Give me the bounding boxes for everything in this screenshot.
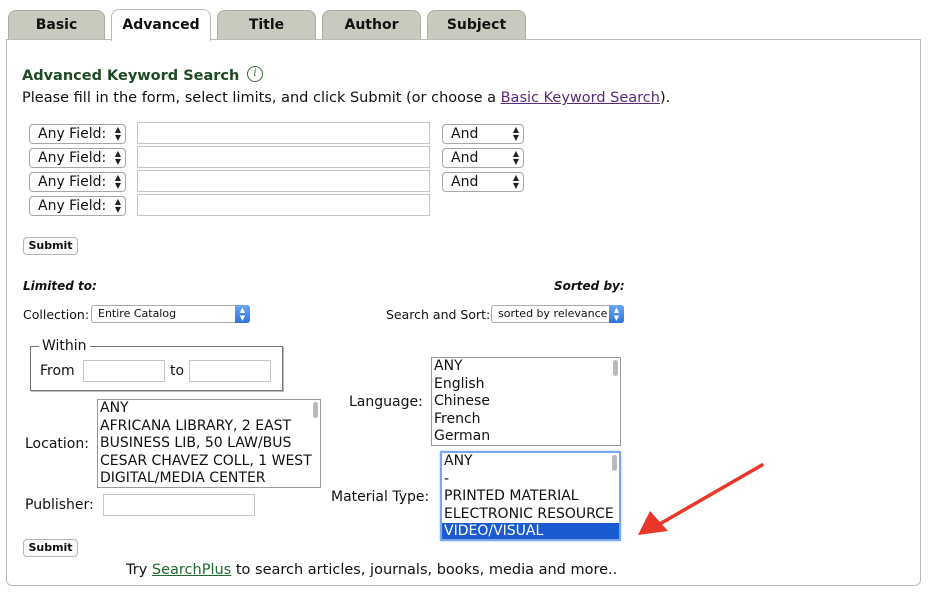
field-select-2[interactable]: Any Field: ▲ ▼ [29,148,126,168]
field-select-3[interactable]: Any Field: ▲ ▼ [29,172,126,192]
to-year-input[interactable] [189,360,271,382]
field-select-label: Any Field: [38,198,107,214]
search-term-input-2[interactable] [137,146,430,168]
publisher-label: Publisher: [25,497,94,513]
tab-author[interactable]: Author [322,10,421,39]
list-item[interactable]: BUSINESS LIB, 50 LAW/BUS [98,435,320,453]
tab-subject[interactable]: Subject [427,10,526,39]
searchplus-link[interactable]: SearchPlus [152,562,231,578]
footer-text-start: Try [126,562,152,578]
within-legend: Within [39,338,90,354]
list-item[interactable]: French [432,411,620,429]
field-select-label: Any Field: [38,150,107,166]
from-label: From [40,363,75,379]
list-item[interactable]: DIGITAL/MEDIA CENTER [98,470,320,487]
operator-label: And [451,174,479,190]
search-term-input-3[interactable] [137,170,430,192]
list-item[interactable]: German [432,428,620,445]
publisher-input[interactable] [103,494,255,516]
list-item[interactable]: CESAR CHAVEZ COLL, 1 WEST [98,453,320,471]
operator-label: And [451,126,479,142]
updown-arrows-icon: ▲ ▼ [114,149,121,166]
material-type-listbox[interactable]: ANY - PRINTED MATERIAL ELECTRONIC RESOUR… [440,451,621,541]
list-item[interactable]: ANY [98,400,320,418]
updown-arrows-icon: ▲ ▼ [512,149,519,166]
list-item[interactable]: AFRICANA LIBRARY, 2 EAST [98,418,320,436]
scrollbar[interactable] [613,360,618,376]
list-item[interactable]: Chinese [432,393,620,411]
submit-button-bottom[interactable]: Submit [23,539,78,557]
field-select-1[interactable]: Any Field: ▲ ▼ [29,124,126,144]
field-select-label: Any Field: [38,126,107,142]
updown-arrows-icon: ▲ ▼ [114,173,121,190]
page-title: Advanced Keyword Search [22,68,240,84]
instructions-text-end: ). [659,90,671,106]
field-select-4[interactable]: Any Field: ▲ ▼ [29,196,126,216]
search-term-input-1[interactable] [137,122,430,144]
search-and-sort-label: Search and Sort: [386,307,491,322]
sort-value: sorted by relevance [498,307,608,320]
footer-text: Try SearchPlus to search articles, journ… [126,562,617,578]
operator-label: And [451,150,479,166]
location-label: Location: [25,436,89,452]
instructions-text: Please fill in the form, select limits, … [22,90,501,106]
material-type-label: Material Type: [331,489,430,505]
collection-select[interactable]: Entire Catalog ▲ ▼ [91,305,250,323]
annotation-arrow-icon [638,463,764,535]
basic-keyword-search-link[interactable]: Basic Keyword Search [501,90,660,106]
operator-select-3[interactable]: And ▲ ▼ [442,172,524,192]
language-label: Language: [349,394,423,410]
list-item[interactable]: English [432,376,620,394]
list-item[interactable]: PRINTED MATERIAL [442,488,619,506]
instructions: Please fill in the form, select limits, … [22,90,670,106]
updown-arrows-icon: ▲ ▼ [609,305,624,323]
sort-select[interactable]: sorted by relevance ▲ ▼ [491,305,624,323]
operator-select-2[interactable]: And ▲ ▼ [442,148,524,168]
sorted-by-label: Sorted by: [554,279,625,293]
search-term-input-4[interactable] [137,194,430,216]
tab-title[interactable]: Title [217,10,316,39]
collection-value: Entire Catalog [98,307,177,320]
list-item[interactable]: - [442,471,619,489]
collection-label: Collection: [23,307,90,322]
tab-advanced[interactable]: Advanced [111,9,211,41]
updown-arrows-icon: ▲ ▼ [235,305,250,323]
scrollbar[interactable] [313,402,318,418]
list-item-selected[interactable]: VIDEO/VISUAL [442,523,619,539]
from-year-input[interactable] [83,360,165,382]
footer-text-end: to search articles, journals, books, med… [231,562,618,578]
to-label: to [170,363,185,379]
operator-select-1[interactable]: And ▲ ▼ [442,124,524,144]
tab-basic[interactable]: Basic [8,10,105,39]
list-item[interactable]: ANY [432,358,620,376]
scrollbar[interactable] [612,455,617,471]
list-item[interactable]: ELECTRONIC RESOURCE [442,506,619,524]
updown-arrows-icon: ▲ ▼ [114,197,121,214]
updown-arrows-icon: ▲ ▼ [114,125,121,142]
updown-arrows-icon: ▲ ▼ [512,125,519,142]
language-listbox[interactable]: ANY English Chinese French German [431,357,621,446]
info-icon[interactable]: i [247,66,263,82]
submit-button-top[interactable]: Submit [23,237,78,255]
field-select-label: Any Field: [38,174,107,190]
list-item[interactable]: ANY [442,453,619,471]
limited-to-label: Limited to: [23,279,97,293]
updown-arrows-icon: ▲ ▼ [512,173,519,190]
location-listbox[interactable]: ANY AFRICANA LIBRARY, 2 EAST BUSINESS LI… [97,399,321,488]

• **Exercise**: Return, unchanged, the lines of the entries that begin at the one containing "field-select-2[interactable]: Any Field: ▲" and run through the one containing "search-term-input-3[interactable] [137,170,430,192]", including both of those lines.

• **Result**:
field-select-2[interactable]: Any Field: ▲ ▼ [29,148,126,168]
field-select-3[interactable]: Any Field: ▲ ▼ [29,172,126,192]
to-year-input[interactable] [189,360,271,382]
field-select-label: Any Field: [38,198,107,214]
search-term-input-2[interactable] [137,146,430,168]
publisher-label: Publisher: [25,497,94,513]
tab-author[interactable]: Author [322,10,421,39]
list-item[interactable]: BUSINESS LIB, 50 LAW/BUS [98,435,320,453]
tab-subject[interactable]: Subject [427,10,526,39]
searchplus-link[interactable]: SearchPlus [152,562,231,578]
footer-text-start: Try [126,562,152,578]
within-legend: Within [39,338,90,354]
list-item[interactable]: French [432,411,620,429]
field-select-label: Any Field: [38,150,107,166]
from-label: From [40,363,75,379]
list-item[interactable]: DIGITAL/MEDIA CENTER [98,470,320,487]
operator-label: And [451,174,479,190]
search-term-input-3[interactable] [137,170,430,192]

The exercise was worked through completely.